PASSAGE TO READ:
▼

# Mechanisms of Epidermal Homeostasis and Early Neoplasia

> **NIH NIH R01** · STANFORD UNIVERSITY · 2020 · $472,026

## Abstract

MECHANISMS OF EPIDERMAL HOMEOSTASIS AND EARLY NEOPLASIA
 PROJECT SUMMARY
 Changes in cell metabolites and Ras signaling control epidermal homeostasis and neoplasia,
however, the regulators involved are incompletely defined. Using large-scale metabolomic analyses
during epidermal differentiation, AR43799 uncovered an essential role for accumulation of free
intracellular glucose. These data support a model in which a specific glucose importer, SGLT1, and
a glucose-binding transcription factor, IRF6, anchor a pro-differentiation positive feedback loop in
epidermis that is disrupted in early neoplasia. In parallel efforts, proximity proteomics followed by
knockouts identified new protein transporters essential for the trafficking and function of KRAS,
HRAS, and NRAS. These transporters included SNARE and non-SNARE proteins; among the latter
is LZTR1, a Golgi-localized protein mutated in the skin-affecting RASopathy, Noonan syndrome.
This AR43799 competing renewal will define the function of these new glucose mediators and Ras
transporters in both homeostasis and early neoplastic progression in the epidermis.

▲

RECORD EXTRACTS:

▼

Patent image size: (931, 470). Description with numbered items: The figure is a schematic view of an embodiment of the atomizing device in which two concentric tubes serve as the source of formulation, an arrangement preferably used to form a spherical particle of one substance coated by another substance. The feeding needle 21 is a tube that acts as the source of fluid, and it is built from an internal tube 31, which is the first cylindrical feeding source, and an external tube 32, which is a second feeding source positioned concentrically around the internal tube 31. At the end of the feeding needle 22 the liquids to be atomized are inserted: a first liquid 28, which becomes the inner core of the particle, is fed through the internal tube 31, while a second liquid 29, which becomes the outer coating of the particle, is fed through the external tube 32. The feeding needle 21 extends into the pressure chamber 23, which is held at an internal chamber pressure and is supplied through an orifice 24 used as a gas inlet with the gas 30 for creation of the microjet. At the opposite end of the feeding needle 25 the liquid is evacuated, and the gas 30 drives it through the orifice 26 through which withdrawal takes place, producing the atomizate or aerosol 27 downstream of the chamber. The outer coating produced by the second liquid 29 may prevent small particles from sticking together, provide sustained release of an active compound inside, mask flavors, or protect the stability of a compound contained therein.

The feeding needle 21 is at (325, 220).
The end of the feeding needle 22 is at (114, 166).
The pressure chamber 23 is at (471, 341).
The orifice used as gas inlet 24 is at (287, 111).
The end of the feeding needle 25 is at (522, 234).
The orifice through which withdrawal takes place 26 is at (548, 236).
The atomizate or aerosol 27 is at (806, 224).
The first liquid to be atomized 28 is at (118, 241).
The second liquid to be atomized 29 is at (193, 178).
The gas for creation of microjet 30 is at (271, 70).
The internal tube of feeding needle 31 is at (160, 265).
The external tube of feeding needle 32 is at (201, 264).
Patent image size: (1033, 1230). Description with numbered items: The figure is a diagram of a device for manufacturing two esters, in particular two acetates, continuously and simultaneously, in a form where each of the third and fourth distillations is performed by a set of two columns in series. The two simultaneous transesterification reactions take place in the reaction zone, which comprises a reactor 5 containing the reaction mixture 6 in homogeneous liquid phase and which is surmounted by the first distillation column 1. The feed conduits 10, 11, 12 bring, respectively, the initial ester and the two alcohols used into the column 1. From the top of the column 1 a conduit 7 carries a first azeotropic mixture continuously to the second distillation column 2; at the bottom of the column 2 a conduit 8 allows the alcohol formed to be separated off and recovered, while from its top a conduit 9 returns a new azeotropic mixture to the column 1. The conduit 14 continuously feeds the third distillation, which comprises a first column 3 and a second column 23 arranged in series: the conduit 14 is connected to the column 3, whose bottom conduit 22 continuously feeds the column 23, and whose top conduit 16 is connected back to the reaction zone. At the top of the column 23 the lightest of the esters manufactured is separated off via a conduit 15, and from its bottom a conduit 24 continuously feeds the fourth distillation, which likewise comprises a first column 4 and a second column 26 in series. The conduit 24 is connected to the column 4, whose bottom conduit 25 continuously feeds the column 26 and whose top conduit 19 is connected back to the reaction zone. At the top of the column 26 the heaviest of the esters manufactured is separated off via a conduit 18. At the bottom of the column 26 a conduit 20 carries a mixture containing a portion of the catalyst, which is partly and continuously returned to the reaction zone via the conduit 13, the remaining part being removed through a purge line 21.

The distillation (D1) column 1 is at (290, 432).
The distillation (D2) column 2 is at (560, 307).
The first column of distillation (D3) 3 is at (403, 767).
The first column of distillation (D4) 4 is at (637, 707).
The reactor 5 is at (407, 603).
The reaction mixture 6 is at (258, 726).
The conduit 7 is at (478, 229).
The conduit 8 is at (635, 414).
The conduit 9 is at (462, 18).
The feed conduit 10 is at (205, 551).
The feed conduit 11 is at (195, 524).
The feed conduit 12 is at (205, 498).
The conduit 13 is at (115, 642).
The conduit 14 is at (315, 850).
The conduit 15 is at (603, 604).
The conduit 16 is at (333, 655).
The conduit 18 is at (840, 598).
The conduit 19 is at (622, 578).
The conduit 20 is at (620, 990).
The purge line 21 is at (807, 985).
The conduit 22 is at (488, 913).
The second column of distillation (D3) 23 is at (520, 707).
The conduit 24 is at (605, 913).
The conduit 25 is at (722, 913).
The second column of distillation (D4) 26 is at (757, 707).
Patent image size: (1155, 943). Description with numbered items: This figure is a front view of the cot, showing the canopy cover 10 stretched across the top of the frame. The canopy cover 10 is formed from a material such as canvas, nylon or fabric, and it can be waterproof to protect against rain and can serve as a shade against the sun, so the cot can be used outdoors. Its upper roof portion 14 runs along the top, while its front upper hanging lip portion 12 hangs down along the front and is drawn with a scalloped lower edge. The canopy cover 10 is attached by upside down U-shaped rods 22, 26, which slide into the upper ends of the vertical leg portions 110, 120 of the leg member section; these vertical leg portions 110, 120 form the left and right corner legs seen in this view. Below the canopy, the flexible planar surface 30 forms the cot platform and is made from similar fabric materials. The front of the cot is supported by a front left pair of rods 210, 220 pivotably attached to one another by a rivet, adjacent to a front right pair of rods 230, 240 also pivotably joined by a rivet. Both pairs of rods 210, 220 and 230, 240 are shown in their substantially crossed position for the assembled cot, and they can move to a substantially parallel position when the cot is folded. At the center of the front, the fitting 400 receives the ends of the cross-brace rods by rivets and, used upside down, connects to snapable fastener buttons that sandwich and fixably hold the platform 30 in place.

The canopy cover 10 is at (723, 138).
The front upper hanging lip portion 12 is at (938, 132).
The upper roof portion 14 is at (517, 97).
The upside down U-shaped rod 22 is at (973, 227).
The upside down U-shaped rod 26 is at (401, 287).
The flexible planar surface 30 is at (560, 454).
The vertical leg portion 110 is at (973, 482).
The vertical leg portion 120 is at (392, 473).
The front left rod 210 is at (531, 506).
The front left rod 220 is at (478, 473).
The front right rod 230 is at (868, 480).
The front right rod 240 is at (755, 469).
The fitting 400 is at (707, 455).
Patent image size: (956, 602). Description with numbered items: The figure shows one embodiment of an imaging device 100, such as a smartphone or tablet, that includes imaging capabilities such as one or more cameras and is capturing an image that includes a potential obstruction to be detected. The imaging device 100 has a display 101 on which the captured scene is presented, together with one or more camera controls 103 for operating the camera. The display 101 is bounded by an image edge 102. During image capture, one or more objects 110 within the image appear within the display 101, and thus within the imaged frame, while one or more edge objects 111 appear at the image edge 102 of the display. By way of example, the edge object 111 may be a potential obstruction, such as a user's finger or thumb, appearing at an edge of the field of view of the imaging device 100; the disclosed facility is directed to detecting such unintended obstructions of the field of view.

▲

YOUR INSTRUCTIONS: Extend the grant abstract on epidermal homeostasis and early neoplasia, picking up after its final sentence.

TASK OUTPUT:
 First, we will characterize candidate glucose effectors to define the role of intracellular glucose
accumulation in epidermal homeostasis and neoplasia. The postulated glucose-enabled positive
differentiation feedback loop centered on SGLT1 and IRF6 will be disrupted in epidermal tissue and
impacts on homeostasis quantified. Based on the finding that epidermal cancers suppress SGLT1
and IRF6 levels, that both are required for differentiation gene induction, and that Ras suppresses
glucose levels in normal cells, we will also define the impacts of perturbing these glucose-linked
regulators, as well as glucose homeostasis itself, on early Ras-driven neoplastic progression in
epidermis. Aim I will test the hypothesis that a glucose-regulated SGLT1-IRF6 positive feedback
mechanism enables epidermal differentiation and opposes early neoplastic progression.
 Second, we will characterize new transporters in Ras-mediated control of epidermal homeostasis
and neoplasia. Preliminary studies identified SNARE transporters that specifically deliver KRAS to
its plasma membrane site of signaling. To define the full set of transporters required for each Ras
isoform, the impact of deleting each putative transporter on individual Ras isoform trafficking and
signaling will be assessed in normal keratinocytes. The impact of each transporter on Ras-isoform
enabled epidermal tissue homeostasis and, separately, early epidermal neoplasia, will also be
examined in vivo. Aim II will test the hypothesis that Ras isoform-specific transporters, are essential
for Ras action in epidermal homeostasis and neoplastic progression.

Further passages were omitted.